-- BEGIN --

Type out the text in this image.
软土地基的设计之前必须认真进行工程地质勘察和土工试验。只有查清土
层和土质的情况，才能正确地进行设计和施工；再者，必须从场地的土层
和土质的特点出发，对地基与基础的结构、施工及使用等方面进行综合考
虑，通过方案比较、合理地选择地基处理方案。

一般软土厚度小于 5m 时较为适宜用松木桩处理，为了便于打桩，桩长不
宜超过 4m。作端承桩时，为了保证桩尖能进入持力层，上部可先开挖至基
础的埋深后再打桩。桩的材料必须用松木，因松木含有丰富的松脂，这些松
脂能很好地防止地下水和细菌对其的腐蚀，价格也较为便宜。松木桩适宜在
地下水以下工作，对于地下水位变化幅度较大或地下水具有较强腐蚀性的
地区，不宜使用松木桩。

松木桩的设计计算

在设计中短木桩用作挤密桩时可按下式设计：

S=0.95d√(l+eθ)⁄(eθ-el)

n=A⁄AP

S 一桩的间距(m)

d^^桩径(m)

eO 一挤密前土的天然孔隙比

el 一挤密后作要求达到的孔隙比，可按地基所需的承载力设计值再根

-- END --

#### What you will do
Reproduce all of the records exactly.

#### Full output
Type out the text in this image.
软土地基的设计之前必须认真进行工程地质勘察和土工试验。只有查清土
层和土质的情况，才能正确地进行设计和施工；再者，必须从场地的土层
和土质的特点出发，对地基与基础的结构、施工及使用等方面进行综合考
虑，通过方案比较、合理地选择地基处理方案。

一般软土厚度小于 5m 时较为适宜用松木桩处理，为了便于打桩，桩长不
宜超过 4m。作端承桩时，为了保证桩尖能进入持力层，上部可先开挖至基
础的埋深后再打桩。桩的材料必须用松木，因松木含有丰富的松脂，这些松
脂能很好地防止地下水和细菌对其的腐蚀，价格也较为便宜。松木桩适宜在
地下水以下工作，对于地下水位变化幅度较大或地下水具有较强腐蚀性的
地区，不宜使用松木桩。

松木桩的设计计算

在设计中短木桩用作挤密桩时可按下式设计：

S=0.95d√(l+eθ)⁄(eθ-el)

n=A⁄AP

S 一桩的间距(m)

d^^桩径(m)

eO 一挤密前土的天然孔隙比

el 一挤密后作要求达到的孔隙比，可按地基所需的承载力设计值再根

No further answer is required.